>> start
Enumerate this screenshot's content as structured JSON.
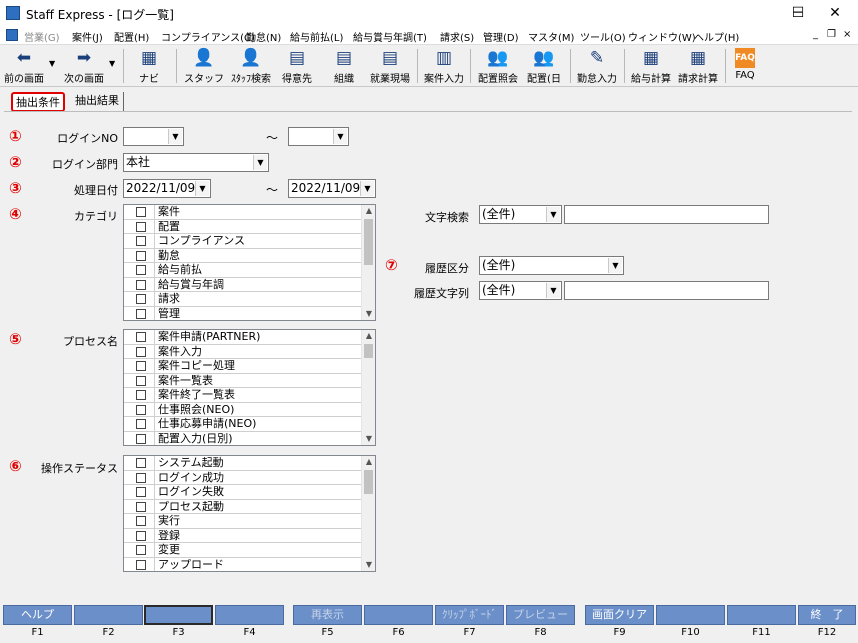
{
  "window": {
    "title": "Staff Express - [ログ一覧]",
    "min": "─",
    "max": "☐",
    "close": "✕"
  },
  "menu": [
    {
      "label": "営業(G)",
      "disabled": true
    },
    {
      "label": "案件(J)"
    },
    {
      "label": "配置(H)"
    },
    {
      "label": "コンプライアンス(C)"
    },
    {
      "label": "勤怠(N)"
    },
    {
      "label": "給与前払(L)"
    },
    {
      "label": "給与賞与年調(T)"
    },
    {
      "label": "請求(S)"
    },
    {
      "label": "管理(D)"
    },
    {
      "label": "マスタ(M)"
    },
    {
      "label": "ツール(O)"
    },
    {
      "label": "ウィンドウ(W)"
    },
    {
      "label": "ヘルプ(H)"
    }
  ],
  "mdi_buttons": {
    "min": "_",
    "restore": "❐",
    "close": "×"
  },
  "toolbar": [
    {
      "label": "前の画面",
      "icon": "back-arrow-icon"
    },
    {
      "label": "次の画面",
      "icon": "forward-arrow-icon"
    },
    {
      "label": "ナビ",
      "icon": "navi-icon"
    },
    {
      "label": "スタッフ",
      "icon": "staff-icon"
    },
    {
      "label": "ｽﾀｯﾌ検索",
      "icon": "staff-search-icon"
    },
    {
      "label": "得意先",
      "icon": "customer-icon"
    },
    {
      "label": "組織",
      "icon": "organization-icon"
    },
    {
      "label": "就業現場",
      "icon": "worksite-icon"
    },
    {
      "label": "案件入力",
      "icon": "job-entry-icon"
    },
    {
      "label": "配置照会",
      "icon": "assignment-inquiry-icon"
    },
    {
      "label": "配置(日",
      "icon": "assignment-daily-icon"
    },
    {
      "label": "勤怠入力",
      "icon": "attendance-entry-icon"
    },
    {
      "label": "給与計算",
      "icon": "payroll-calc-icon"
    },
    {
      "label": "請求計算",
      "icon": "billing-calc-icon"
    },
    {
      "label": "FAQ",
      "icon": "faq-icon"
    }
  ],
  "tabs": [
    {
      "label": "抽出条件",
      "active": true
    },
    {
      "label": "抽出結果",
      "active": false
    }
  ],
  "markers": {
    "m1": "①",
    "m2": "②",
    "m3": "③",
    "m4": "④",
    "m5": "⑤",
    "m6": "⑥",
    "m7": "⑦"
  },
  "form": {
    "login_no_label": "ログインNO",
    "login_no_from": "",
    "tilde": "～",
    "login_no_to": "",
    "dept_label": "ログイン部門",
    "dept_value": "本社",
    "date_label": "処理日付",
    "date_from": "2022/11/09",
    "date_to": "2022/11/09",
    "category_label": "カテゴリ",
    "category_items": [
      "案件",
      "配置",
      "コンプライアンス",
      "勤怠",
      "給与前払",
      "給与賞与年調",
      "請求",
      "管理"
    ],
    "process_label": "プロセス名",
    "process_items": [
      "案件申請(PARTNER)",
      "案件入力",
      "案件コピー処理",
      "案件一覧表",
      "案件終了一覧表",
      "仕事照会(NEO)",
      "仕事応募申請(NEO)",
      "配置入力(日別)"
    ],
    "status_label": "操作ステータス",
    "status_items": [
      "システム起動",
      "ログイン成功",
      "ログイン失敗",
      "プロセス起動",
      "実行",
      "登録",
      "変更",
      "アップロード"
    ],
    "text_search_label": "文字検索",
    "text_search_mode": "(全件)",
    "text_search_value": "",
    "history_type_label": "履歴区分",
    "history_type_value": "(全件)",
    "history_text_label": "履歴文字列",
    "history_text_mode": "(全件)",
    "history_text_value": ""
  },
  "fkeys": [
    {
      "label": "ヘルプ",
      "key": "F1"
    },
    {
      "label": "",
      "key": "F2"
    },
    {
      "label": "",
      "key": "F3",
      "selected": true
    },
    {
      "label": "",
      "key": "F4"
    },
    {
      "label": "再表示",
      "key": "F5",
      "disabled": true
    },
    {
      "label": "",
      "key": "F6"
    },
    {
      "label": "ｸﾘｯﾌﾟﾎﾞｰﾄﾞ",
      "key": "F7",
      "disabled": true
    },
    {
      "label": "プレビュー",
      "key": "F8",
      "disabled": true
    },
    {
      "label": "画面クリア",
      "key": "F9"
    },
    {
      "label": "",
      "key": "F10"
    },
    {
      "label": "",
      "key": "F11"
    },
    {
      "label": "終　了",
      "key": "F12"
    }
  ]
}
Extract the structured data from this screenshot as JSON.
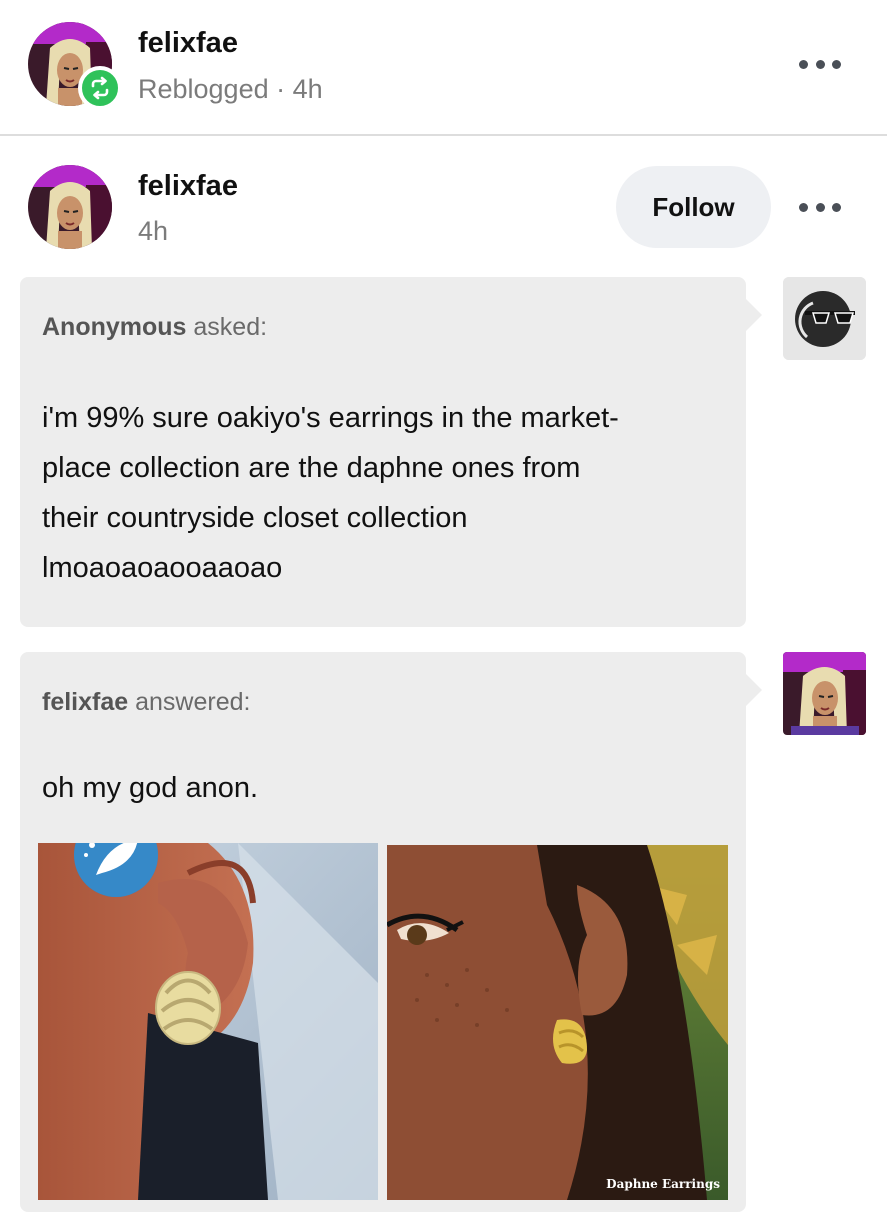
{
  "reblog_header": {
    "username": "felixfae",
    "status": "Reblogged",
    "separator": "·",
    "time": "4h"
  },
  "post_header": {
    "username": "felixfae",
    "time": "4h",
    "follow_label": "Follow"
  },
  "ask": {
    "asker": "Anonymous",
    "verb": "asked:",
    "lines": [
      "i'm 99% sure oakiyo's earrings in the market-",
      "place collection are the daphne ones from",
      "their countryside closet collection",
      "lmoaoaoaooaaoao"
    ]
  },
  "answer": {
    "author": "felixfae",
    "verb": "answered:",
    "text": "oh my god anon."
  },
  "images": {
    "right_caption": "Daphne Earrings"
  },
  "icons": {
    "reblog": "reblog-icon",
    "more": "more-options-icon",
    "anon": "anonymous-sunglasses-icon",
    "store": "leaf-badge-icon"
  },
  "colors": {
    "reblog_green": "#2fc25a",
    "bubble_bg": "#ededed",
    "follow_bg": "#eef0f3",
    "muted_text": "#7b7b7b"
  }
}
>> end
>> start
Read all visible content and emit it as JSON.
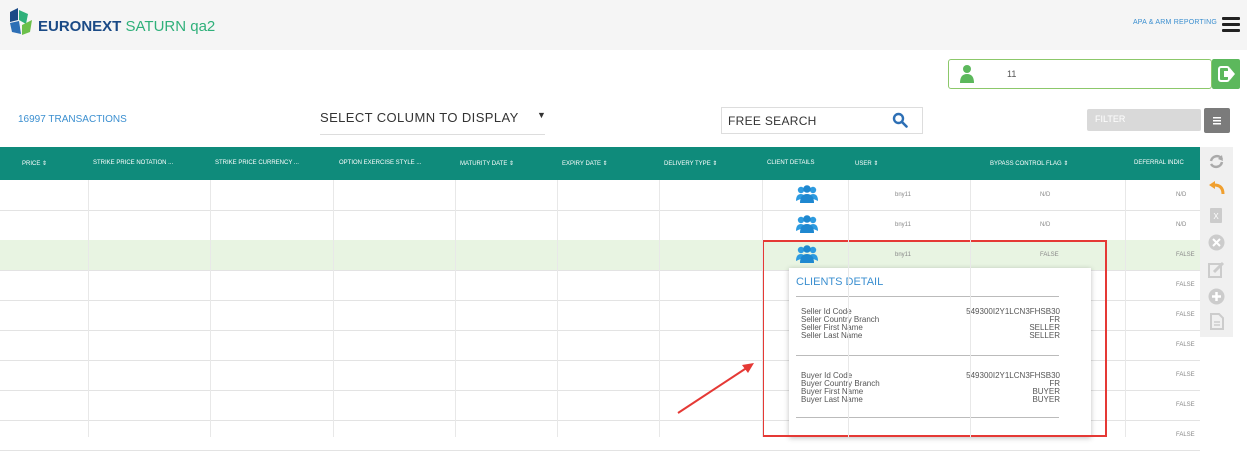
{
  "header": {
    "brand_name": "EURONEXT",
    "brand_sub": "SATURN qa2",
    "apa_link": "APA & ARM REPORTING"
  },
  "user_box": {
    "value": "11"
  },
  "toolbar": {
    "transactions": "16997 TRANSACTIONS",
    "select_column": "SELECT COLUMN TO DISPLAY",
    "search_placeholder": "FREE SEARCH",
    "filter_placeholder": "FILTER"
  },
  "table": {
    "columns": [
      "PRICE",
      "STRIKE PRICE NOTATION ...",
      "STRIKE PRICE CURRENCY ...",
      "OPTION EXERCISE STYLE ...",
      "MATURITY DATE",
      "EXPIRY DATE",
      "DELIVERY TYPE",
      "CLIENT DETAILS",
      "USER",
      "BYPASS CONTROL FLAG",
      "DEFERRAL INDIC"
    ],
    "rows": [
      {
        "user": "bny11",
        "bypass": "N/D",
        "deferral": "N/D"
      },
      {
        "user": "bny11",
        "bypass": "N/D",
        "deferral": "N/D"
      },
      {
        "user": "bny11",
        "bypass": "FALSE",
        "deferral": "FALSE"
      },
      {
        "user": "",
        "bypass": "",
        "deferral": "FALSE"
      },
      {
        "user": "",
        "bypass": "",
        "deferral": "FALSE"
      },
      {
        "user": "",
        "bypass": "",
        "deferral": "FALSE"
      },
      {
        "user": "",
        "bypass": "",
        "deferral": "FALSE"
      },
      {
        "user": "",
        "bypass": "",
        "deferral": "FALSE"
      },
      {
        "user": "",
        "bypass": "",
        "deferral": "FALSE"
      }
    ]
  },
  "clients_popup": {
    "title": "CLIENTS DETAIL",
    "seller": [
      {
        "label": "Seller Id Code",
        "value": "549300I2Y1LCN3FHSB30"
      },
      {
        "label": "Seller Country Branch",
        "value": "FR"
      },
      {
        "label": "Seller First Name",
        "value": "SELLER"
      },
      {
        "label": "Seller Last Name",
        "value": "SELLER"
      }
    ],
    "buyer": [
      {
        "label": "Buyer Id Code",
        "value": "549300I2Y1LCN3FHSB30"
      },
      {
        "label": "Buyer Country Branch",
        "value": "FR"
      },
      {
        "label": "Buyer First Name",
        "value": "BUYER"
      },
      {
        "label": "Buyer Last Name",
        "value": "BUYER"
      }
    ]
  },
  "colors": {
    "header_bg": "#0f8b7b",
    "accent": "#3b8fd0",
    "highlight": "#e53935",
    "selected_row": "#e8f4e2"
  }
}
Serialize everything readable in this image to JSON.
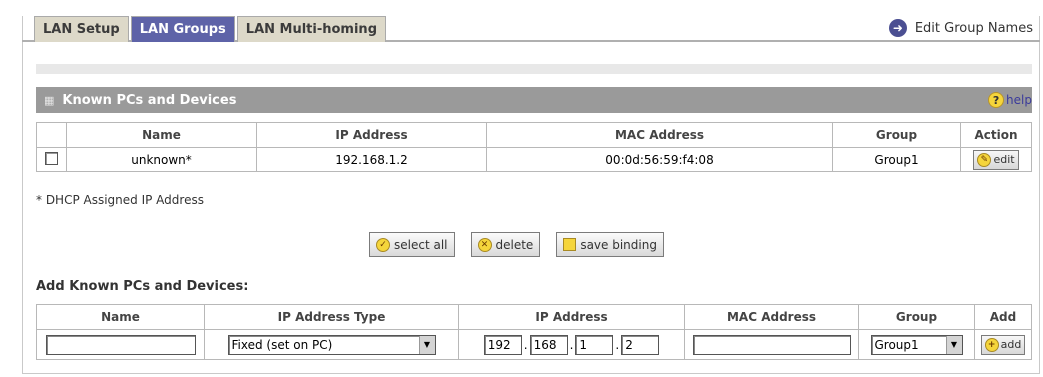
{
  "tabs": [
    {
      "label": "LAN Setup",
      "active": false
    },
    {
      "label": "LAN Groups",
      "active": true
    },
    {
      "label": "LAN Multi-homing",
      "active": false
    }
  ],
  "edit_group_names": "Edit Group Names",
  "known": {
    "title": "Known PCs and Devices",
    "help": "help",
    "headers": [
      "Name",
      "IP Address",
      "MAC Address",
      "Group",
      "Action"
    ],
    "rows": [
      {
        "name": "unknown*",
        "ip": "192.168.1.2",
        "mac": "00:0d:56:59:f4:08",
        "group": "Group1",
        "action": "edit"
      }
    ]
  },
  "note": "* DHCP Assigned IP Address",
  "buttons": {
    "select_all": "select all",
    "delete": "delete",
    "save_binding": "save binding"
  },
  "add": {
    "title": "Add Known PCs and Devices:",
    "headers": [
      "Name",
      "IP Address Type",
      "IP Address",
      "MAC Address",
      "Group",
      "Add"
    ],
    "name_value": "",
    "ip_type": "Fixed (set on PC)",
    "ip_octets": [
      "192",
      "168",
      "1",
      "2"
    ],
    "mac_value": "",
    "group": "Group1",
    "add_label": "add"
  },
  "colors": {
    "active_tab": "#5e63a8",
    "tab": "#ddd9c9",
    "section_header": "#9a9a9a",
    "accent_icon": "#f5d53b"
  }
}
>> end
>> start
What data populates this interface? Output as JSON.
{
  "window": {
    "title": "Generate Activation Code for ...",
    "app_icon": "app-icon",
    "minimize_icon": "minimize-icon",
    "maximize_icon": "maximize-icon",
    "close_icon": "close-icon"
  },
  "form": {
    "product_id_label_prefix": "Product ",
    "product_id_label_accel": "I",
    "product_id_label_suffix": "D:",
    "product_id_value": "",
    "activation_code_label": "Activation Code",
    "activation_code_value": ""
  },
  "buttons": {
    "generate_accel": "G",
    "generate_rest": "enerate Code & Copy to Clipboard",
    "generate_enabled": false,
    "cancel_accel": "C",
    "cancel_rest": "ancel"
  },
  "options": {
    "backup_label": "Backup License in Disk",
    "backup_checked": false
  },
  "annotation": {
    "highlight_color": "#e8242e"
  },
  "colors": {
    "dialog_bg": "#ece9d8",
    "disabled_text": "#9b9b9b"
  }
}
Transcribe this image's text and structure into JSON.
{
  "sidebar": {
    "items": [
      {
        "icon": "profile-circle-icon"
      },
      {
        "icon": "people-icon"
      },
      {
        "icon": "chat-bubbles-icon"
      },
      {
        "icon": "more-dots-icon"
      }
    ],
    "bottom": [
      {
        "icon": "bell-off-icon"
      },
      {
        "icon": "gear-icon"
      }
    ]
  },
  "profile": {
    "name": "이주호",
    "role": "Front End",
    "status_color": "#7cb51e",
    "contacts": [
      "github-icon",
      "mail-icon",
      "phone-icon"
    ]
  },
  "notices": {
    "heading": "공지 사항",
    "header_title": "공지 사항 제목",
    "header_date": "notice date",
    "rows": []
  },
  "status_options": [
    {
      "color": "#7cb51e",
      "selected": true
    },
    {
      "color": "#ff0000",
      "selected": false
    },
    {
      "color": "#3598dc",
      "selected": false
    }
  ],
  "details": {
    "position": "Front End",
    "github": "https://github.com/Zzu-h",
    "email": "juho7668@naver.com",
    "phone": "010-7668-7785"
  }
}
>> end
What you have to do:
From the records above, work out how many lines contain the string "screenshot". Give only the number.

Response to the task:
2